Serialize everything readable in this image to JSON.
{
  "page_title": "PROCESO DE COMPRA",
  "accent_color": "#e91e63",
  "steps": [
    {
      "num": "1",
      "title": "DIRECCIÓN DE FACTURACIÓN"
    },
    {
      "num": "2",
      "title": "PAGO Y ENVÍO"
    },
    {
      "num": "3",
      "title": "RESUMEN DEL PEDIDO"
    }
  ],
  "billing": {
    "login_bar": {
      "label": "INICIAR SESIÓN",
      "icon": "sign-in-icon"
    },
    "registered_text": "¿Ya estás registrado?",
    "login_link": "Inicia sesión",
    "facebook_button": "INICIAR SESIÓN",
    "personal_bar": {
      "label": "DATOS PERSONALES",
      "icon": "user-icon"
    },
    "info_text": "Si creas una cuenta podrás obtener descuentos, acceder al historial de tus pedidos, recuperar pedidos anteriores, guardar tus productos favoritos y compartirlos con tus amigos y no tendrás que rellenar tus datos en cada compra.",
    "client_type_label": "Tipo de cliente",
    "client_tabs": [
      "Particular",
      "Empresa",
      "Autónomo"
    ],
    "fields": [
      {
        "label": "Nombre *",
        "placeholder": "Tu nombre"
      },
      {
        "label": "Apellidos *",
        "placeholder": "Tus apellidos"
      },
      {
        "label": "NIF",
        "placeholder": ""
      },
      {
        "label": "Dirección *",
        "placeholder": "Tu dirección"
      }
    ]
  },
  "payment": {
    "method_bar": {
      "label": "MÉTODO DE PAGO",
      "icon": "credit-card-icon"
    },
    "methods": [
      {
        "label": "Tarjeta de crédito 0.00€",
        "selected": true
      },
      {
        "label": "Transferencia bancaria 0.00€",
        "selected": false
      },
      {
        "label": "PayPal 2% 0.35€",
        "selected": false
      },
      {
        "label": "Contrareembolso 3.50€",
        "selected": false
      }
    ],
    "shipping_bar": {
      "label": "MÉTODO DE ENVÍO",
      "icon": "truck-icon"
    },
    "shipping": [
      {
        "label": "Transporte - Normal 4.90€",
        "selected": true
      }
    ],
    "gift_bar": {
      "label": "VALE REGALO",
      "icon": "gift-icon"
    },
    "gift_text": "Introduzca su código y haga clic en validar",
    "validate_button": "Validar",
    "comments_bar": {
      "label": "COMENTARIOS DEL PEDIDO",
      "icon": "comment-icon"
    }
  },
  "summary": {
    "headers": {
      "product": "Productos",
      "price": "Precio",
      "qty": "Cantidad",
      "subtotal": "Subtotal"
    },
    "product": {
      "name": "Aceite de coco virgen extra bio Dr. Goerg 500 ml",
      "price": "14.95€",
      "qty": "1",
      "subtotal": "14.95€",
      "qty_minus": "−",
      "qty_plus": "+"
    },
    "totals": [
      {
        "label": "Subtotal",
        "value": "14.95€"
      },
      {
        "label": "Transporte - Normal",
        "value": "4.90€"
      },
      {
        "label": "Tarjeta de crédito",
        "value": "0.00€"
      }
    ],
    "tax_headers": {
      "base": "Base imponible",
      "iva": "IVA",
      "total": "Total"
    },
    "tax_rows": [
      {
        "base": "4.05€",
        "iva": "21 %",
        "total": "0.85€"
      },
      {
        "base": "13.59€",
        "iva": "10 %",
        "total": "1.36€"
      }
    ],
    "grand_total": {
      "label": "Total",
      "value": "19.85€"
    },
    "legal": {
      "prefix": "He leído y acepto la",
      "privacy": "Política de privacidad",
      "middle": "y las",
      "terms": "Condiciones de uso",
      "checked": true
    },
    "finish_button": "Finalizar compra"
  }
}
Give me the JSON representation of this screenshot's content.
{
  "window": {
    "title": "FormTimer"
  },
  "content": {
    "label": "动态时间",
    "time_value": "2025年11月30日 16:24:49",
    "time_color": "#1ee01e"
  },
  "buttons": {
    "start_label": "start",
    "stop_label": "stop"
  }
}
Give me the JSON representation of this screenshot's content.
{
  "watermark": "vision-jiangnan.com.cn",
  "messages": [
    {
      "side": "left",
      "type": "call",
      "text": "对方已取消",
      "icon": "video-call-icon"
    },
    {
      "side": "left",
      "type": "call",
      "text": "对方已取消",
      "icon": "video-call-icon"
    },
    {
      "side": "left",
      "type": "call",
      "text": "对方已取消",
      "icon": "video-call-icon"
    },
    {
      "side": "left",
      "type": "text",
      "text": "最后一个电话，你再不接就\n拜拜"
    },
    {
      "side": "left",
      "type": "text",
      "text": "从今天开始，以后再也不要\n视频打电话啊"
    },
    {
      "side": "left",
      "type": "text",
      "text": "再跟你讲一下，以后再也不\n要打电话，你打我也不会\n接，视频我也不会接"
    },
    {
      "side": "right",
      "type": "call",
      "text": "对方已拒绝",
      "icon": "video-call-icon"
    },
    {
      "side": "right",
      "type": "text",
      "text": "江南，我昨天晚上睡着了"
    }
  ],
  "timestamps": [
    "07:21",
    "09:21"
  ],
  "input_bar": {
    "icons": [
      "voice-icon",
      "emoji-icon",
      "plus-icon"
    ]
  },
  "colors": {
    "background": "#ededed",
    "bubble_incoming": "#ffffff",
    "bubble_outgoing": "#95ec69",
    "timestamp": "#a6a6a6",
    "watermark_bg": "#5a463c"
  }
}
○ ○ ○
EXERCISE DESCRIPTION → Repeat the records exactly, including every line.

RESPONSE TO THIS EXERCISE →
Serialize everything readable in this image to JSON.
{
  "page_title": "PROCESO DE COMPRA",
  "accent_color": "#e91e63",
  "steps": [
    {
      "num": "1",
      "title": "DIRECCIÓN DE FACTURACIÓN"
    },
    {
      "num": "2",
      "title": "PAGO Y ENVÍO"
    },
    {
      "num": "3",
      "title": "RESUMEN DEL PEDIDO"
    }
  ],
  "billing": {
    "login_bar": {
      "label": "INICIAR SESIÓN",
      "icon": "sign-in-icon"
    },
    "registered_text": "¿Ya estás registrado?",
    "login_link": "Inicia sesión",
    "facebook_button": "INICIAR SESIÓN",
    "personal_bar": {
      "label": "DATOS PERSONALES",
      "icon": "user-icon"
    },
    "info_text": "Si creas una cuenta podrás obtener descuentos, acceder al historial de tus pedidos, recuperar pedidos anteriores, guardar tus productos favoritos y compartirlos con tus amigos y no tendrás que rellenar tus datos en cada compra.",
    "client_type_label": "Tipo de cliente",
    "client_tabs": [
      "Particular",
      "Empresa",
      "Autónomo"
    ],
    "fields": [
      {
        "label": "Nombre *",
        "placeholder": "Tu nombre"
      },
      {
        "label": "Apellidos *",
        "placeholder": "Tus apellidos"
      },
      {
        "label": "NIF",
        "placeholder": ""
      },
      {
        "label": "Dirección *",
        "placeholder": "Tu dirección"
      }
    ]
  },
  "payment": {
    "method_bar": {
      "label": "MÉTODO DE PAGO",
      "icon": "credit-card-icon"
    },
    "methods": [
      {
        "label": "Tarjeta de crédito 0.00€",
        "selected": true
      },
      {
        "label": "Transferencia bancaria 0.00€",
        "selected": false
      },
      {
        "label": "PayPal 2% 0.35€",
        "selected": false
      },
      {
        "label": "Contrareembolso 3.50€",
        "selected": false
      }
    ],
    "shipping_bar": {
      "label": "MÉTODO DE ENVÍO",
      "icon": "truck-icon"
    },
    "shipping": [
      {
        "label": "Transporte - Normal 4.90€",
        "selected": true
      }
    ],
    "gift_bar": {
      "label": "VALE REGALO",
      "icon": "gift-icon"
    },
    "gift_text": "Introduzca su código y haga clic en validar",
    "validate_button": "Validar",
    "comments_bar": {
      "label": "COMENTARIOS DEL PEDIDO",
      "icon": "comment-icon"
    }
  },
  "summary": {
    "headers": {
      "product": "Productos",
      "price": "Precio",
      "qty": "Cantidad",
      "subtotal": "Subtotal"
    },
    "product": {
      "name": "Aceite de coco virgen extra bio Dr. Goerg 500 ml",
      "price": "14.95€",
      "qty": "1",
      "subtotal": "14.95€",
      "qty_minus": "−",
      "qty_plus": "+"
    },
    "totals": [
      {
        "label": "Subtotal",
        "value": "14.95€"
      },
      {
        "label": "Transporte - Normal",
        "value": "4.90€"
      },
      {
        "label": "Tarjeta de crédito",
        "value": "0.00€"
      }
    ],
    "tax_headers": {
      "base": "Base imponible",
      "iva": "IVA",
      "total": "Total"
    },
    "tax_rows": [
      {
        "base": "4.05€",
        "iva": "21 %",
        "total": "0.85€"
      },
      {
        "base": "13.59€",
        "iva": "10 %",
        "total": "1.36€"
      }
    ],
    "grand_total": {
      "label": "Total",
      "value": "19.85€"
    },
    "legal": {
      "prefix": "He leído y acepto la",
      "privacy": "Política de privacidad",
      "middle": "y las",
      "terms": "Condiciones de uso",
      "checked": true
    },
    "finish_button": "Finalizar compra"
  }
}
Give me the JSON representation of this screenshot's content.
{
  "window": {
    "title": "FormTimer"
  },
  "content": {
    "label": "动态时间",
    "time_value": "2025年11月30日 16:24:49",
    "time_color": "#1ee01e"
  },
  "buttons": {
    "start_label": "start",
    "stop_label": "stop"
  }
}
Give me the JSON representation of this screenshot's content.
{
  "watermark": "vision-jiangnan.com.cn",
  "messages": [
    {
      "side": "left",
      "type": "call",
      "text": "对方已取消",
      "icon": "video-call-icon"
    },
    {
      "side": "left",
      "type": "call",
      "text": "对方已取消",
      "icon": "video-call-icon"
    },
    {
      "side": "left",
      "type": "call",
      "text": "对方已取消",
      "icon": "video-call-icon"
    },
    {
      "side": "left",
      "type": "text",
      "text": "最后一个电话，你再不接就\n拜拜"
    },
    {
      "side": "left",
      "type": "text",
      "text": "从今天开始，以后再也不要\n视频打电话啊"
    },
    {
      "side": "left",
      "type": "text",
      "text": "再跟你讲一下，以后再也不\n要打电话，你打我也不会\n接，视频我也不会接"
    },
    {
      "side": "right",
      "type": "call",
      "text": "对方已拒绝",
      "icon": "video-call-icon"
    },
    {
      "side": "right",
      "type": "text",
      "text": "江南，我昨天晚上睡着了"
    }
  ],
  "timestamps": [
    "07:21",
    "09:21"
  ],
  "input_bar": {
    "icons": [
      "voice-icon",
      "emoji-icon",
      "plus-icon"
    ]
  },
  "colors": {
    "background": "#ededed",
    "bubble_incoming": "#ffffff",
    "bubble_outgoing": "#95ec69",
    "timestamp": "#a6a6a6",
    "watermark_bg": "#5a463c"
  }
}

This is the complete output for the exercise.